WORK TO DO: Below are some records; give them all again exactly, but not the pictures.

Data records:
>> Begin

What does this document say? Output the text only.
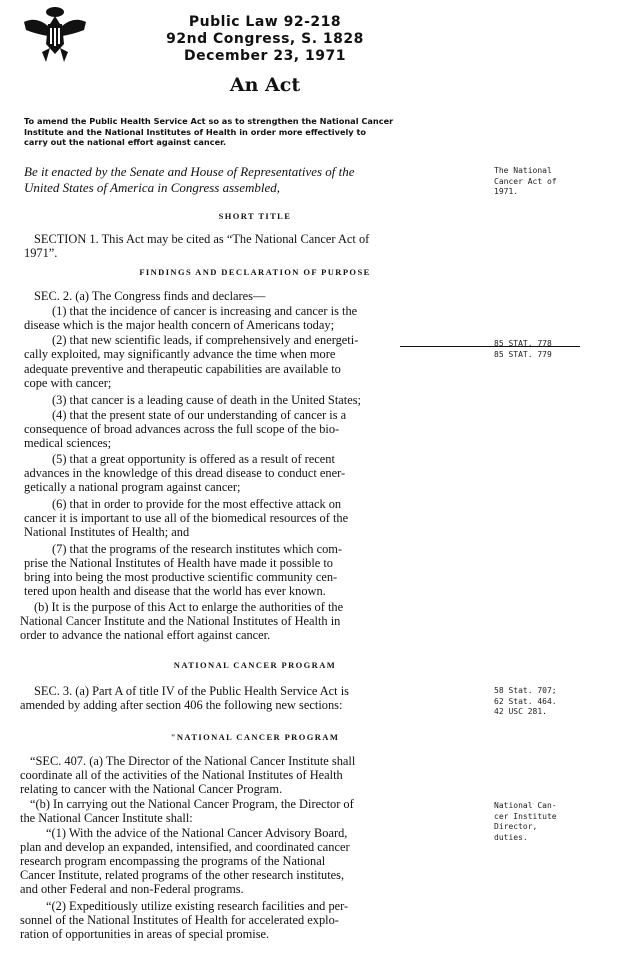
Public Law 92-218
92nd Congress, S. 1828
December 23, 1971
An Act
To amend the Public Health Service Act so as to strengthen the National Cancer
Institute and the National Institutes of Health in order more effectively to
carry out the national effort against cancer.
Be it enacted by the Senate and House of Representatives of the
United States of America in Congress assembled,
The National
Cancer Act of
1971.
SHORT TITLE
SECTION 1. This Act may be cited as “The National Cancer Act of
1971”.
FINDINGS AND DECLARATION OF PURPOSE
SEC. 2. (a) The Congress finds and declares—
(1) that the incidence of cancer is increasing and cancer is the
disease which is the major health concern of Americans today;
(2) that new scientific leads, if comprehensively and energeti-
cally exploited, may significantly advance the time when more
adequate preventive and therapeutic capabilities are available to
cope with cancer;
(3) that cancer is a leading cause of death in the United States;
(4) that the present state of our understanding of cancer is a
consequence of broad advances across the full scope of the bio-
medical sciences;
(5) that a great opportunity is offered as a result of recent
advances in the knowledge of this dread disease to conduct ener-
getically a national program against cancer;
(6) that in order to provide for the most effective attack on
cancer it is important to use all of the biomedical resources of the
National Institutes of Health; and
(7) that the programs of the research institutes which com-
prise the National Institutes of Health have made it possible to
bring into being the most productive scientific community cen-
tered upon health and disease that the world has ever known.
(b) It is the purpose of this Act to enlarge the authorities of the
National Cancer Institute and the National Institutes of Health in
order to advance the national effort against cancer.
85 STAT. 778
85 STAT. 779
NATIONAL CANCER PROGRAM
SEC. 3. (a) Part A of title IV of the Public Health Service Act is
amended by adding after section 406 the following new sections:
58 Stat. 707;
62 Stat. 464.
42 USC 281.
"NATIONAL CANCER PROGRAM
“SEC. 407. (a) The Director of the National Cancer Institute shall
coordinate all of the activities of the National Institutes of Health
relating to cancer with the National Cancer Program.
“(b) In carrying out the National Cancer Program, the Director of
the National Cancer Institute shall:
“(1) With the advice of the National Cancer Advisory Board,
plan and develop an expanded, intensified, and coordinated cancer
research program encompassing the programs of the National
Cancer Institute, related programs of the other research institutes,
and other Federal and non-Federal programs.
“(2) Expeditiously utilize existing research facilities and per-
sonnel of the National Institutes of Health for accelerated explo-
ration of opportunities in areas of special promise.
National Can-
cer Institute
Director,
duties.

>> End

WRITTEN RESPONSE:
What does this document say? Output the text only.
Public Law 92-218
92nd Congress, S. 1828
December 23, 1971
An Act
To amend the Public Health Service Act so as to strengthen the National Cancer
Institute and the National Institutes of Health in order more effectively to
carry out the national effort against cancer.
Be it enacted by the Senate and House of Representatives of the
United States of America in Congress assembled,
The National
Cancer Act of
1971.
SHORT TITLE
SECTION 1. This Act may be cited as “The National Cancer Act of
1971”.
FINDINGS AND DECLARATION OF PURPOSE
SEC. 2. (a) The Congress finds and declares—
(1) that the incidence of cancer is increasing and cancer is the
disease which is the major health concern of Americans today;
(2) that new scientific leads, if comprehensively and energeti-
cally exploited, may significantly advance the time when more
adequate preventive and therapeutic capabilities are available to
cope with cancer;
(3) that cancer is a leading cause of death in the United States;
(4) that the present state of our understanding of cancer is a
consequence of broad advances across the full scope of the bio-
medical sciences;
(5) that a great opportunity is offered as a result of recent
advances in the knowledge of this dread disease to conduct ener-
getically a national program against cancer;
(6) that in order to provide for the most effective attack on
cancer it is important to use all of the biomedical resources of the
National Institutes of Health; and
(7) that the programs of the research institutes which com-
prise the National Institutes of Health have made it possible to
bring into being the most productive scientific community cen-
tered upon health and disease that the world has ever known.
(b) It is the purpose of this Act to enlarge the authorities of the
National Cancer Institute and the National Institutes of Health in
order to advance the national effort against cancer.
85 STAT. 778
85 STAT. 779
NATIONAL CANCER PROGRAM
SEC. 3. (a) Part A of title IV of the Public Health Service Act is
amended by adding after section 406 the following new sections:
58 Stat. 707;
62 Stat. 464.
42 USC 281.
"NATIONAL CANCER PROGRAM
“SEC. 407. (a) The Director of the National Cancer Institute shall
coordinate all of the activities of the National Institutes of Health
relating to cancer with the National Cancer Program.
“(b) In carrying out the National Cancer Program, the Director of
the National Cancer Institute shall:
“(1) With the advice of the National Cancer Advisory Board,
plan and develop an expanded, intensified, and coordinated cancer
research program encompassing the programs of the National
Cancer Institute, related programs of the other research institutes,
and other Federal and non-Federal programs.
“(2) Expeditiously utilize existing research facilities and per-
sonnel of the National Institutes of Health for accelerated explo-
ration of opportunities in areas of special promise.
National Can-
cer Institute
Director,
duties.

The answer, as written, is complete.